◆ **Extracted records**
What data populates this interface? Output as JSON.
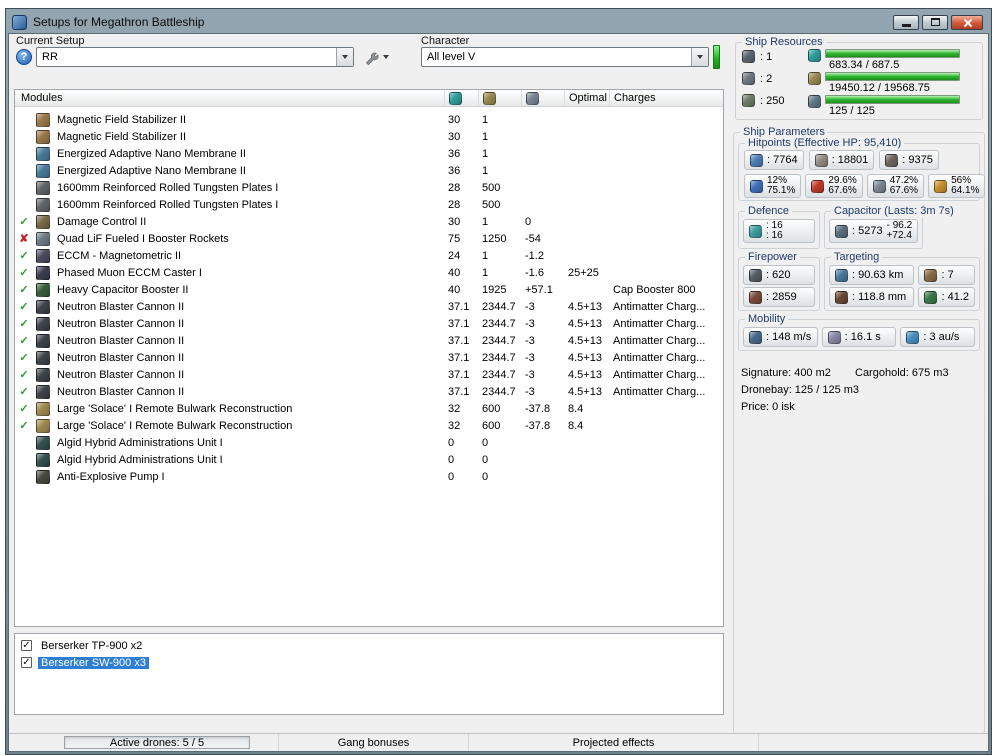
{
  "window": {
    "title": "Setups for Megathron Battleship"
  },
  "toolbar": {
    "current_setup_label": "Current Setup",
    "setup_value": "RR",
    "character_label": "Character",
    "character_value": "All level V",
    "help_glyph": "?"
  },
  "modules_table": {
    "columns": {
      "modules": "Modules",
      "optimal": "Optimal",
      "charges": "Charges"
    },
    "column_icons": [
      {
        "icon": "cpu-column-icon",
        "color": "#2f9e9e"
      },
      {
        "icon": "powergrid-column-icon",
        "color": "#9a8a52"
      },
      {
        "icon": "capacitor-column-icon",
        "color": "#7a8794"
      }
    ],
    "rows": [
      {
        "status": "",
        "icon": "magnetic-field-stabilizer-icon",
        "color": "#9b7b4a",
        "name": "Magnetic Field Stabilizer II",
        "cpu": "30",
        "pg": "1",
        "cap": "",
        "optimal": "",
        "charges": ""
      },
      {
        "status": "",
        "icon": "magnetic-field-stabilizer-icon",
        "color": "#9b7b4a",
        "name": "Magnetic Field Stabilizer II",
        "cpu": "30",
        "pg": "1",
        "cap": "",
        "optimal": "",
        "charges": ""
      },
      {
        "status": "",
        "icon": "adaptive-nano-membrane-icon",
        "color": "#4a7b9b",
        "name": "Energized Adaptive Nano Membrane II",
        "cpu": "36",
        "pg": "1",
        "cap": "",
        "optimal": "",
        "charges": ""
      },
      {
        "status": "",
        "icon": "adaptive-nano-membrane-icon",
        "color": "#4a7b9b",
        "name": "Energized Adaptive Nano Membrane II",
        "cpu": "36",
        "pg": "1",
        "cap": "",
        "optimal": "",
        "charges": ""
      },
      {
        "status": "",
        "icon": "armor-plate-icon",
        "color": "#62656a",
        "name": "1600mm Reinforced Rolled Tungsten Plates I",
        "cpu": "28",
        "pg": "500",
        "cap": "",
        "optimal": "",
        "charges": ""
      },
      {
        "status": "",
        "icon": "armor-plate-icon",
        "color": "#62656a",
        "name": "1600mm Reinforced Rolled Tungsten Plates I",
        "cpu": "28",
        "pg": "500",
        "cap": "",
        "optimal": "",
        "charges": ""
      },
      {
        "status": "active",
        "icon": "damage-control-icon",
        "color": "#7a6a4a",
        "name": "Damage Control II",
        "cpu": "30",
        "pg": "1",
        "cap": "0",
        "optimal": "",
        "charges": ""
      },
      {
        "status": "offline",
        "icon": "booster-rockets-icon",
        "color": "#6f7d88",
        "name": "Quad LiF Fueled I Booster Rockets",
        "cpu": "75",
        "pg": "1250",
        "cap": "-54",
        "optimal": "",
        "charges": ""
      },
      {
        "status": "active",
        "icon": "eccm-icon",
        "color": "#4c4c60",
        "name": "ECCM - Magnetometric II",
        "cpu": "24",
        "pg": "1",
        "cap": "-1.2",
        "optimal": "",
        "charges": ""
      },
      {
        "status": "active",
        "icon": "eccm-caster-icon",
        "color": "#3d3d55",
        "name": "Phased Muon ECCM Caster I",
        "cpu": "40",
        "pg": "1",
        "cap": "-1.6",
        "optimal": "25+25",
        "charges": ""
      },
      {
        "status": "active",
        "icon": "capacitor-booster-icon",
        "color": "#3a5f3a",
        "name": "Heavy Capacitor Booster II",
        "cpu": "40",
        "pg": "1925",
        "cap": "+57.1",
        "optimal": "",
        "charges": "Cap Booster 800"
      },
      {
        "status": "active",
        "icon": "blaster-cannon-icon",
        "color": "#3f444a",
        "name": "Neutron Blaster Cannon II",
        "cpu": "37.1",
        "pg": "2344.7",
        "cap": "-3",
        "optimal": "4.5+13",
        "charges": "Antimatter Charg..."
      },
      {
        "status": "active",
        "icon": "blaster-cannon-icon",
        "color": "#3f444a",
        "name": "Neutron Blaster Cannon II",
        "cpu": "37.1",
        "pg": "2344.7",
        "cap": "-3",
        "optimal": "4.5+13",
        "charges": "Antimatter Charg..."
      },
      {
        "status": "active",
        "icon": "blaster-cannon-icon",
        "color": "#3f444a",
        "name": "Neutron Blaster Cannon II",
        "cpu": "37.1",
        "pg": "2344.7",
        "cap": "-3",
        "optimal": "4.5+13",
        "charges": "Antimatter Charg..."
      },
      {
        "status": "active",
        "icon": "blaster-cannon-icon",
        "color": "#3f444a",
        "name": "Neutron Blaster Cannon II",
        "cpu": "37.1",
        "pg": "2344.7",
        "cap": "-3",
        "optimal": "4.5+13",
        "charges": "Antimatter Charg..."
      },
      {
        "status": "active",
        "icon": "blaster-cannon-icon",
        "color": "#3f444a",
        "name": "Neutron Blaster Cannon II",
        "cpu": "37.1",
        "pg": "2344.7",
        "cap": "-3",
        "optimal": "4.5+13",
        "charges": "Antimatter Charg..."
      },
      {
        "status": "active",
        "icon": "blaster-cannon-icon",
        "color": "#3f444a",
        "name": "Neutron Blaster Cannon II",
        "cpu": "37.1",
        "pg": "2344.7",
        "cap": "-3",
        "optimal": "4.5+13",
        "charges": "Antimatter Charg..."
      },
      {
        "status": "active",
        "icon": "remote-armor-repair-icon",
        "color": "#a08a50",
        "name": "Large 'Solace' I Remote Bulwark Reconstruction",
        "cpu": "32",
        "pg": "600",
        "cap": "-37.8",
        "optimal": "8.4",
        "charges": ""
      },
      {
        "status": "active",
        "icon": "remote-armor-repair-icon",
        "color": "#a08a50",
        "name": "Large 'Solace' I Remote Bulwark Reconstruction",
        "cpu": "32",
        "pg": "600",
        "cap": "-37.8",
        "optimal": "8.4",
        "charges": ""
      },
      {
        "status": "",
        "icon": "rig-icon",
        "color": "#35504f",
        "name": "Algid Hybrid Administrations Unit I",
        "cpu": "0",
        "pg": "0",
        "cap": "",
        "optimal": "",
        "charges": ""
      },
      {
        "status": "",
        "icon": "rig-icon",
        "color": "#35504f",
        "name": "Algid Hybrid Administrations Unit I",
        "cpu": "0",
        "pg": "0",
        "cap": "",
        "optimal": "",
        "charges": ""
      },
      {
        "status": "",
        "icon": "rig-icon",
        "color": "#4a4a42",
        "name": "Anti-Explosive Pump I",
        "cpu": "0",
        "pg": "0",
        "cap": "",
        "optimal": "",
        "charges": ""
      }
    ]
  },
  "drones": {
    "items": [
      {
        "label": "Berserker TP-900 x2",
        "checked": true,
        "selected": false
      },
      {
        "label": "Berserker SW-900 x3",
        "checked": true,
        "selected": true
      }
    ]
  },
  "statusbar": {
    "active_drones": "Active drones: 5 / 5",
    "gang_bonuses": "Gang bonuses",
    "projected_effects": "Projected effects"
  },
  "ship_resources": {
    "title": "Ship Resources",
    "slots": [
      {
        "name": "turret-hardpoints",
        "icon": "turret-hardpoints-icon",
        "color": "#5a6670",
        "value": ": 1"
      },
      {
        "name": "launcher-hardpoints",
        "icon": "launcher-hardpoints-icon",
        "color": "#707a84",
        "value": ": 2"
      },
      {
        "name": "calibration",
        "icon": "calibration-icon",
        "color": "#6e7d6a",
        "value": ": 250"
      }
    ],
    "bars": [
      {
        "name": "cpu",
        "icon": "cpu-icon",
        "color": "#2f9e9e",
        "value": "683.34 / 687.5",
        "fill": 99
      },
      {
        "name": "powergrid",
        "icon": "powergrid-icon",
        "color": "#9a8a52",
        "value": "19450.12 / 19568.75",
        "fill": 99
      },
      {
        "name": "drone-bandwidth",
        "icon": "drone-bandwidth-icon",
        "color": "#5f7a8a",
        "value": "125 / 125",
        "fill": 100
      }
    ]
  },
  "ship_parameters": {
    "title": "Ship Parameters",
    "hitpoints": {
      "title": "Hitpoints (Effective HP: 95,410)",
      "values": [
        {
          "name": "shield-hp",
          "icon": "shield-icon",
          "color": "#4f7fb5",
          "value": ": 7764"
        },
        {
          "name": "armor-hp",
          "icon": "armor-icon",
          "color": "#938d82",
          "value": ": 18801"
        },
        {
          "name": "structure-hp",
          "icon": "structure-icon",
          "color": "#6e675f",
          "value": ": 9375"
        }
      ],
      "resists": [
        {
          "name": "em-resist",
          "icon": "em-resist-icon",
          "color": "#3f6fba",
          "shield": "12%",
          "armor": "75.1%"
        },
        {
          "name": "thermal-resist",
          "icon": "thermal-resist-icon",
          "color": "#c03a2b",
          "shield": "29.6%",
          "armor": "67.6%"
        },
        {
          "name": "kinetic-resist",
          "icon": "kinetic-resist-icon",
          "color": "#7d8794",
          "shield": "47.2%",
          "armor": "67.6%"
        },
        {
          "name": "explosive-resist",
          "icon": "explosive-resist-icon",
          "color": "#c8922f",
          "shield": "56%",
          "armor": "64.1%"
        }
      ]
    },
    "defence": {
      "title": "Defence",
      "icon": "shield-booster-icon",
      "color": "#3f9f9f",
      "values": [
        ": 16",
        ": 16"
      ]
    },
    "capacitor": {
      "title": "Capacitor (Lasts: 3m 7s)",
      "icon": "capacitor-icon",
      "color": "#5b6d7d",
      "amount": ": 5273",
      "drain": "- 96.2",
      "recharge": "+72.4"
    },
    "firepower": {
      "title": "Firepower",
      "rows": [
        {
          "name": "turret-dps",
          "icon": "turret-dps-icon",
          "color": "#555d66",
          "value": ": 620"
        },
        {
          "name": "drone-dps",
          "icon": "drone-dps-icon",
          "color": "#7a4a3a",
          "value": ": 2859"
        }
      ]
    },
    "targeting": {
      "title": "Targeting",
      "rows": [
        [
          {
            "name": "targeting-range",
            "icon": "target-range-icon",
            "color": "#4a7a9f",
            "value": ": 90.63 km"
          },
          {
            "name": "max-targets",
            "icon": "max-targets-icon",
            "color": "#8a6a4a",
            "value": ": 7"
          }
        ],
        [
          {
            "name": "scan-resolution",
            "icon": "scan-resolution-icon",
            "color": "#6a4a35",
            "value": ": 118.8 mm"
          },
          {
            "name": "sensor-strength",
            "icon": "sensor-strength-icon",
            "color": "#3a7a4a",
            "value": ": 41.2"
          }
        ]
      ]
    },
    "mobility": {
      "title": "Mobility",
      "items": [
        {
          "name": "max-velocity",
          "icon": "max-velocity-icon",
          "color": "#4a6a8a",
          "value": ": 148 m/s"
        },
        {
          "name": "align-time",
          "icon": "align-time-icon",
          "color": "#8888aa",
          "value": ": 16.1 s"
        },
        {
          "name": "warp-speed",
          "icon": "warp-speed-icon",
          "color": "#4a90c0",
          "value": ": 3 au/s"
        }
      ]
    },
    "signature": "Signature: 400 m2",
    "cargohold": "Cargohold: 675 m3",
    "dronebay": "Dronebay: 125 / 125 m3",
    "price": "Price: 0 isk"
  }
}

◆ **GOAL OF THE EXERCISE**
Locate the word "hardpoints" in the records and collect each line it appears in.

◆ **FULL RESPONSE**
        "name": "turret-hardpoints",
        "icon": "turret-hardpoints-icon",
        "name": "launcher-hardpoints",
        "icon": "launcher-hardpoints-icon",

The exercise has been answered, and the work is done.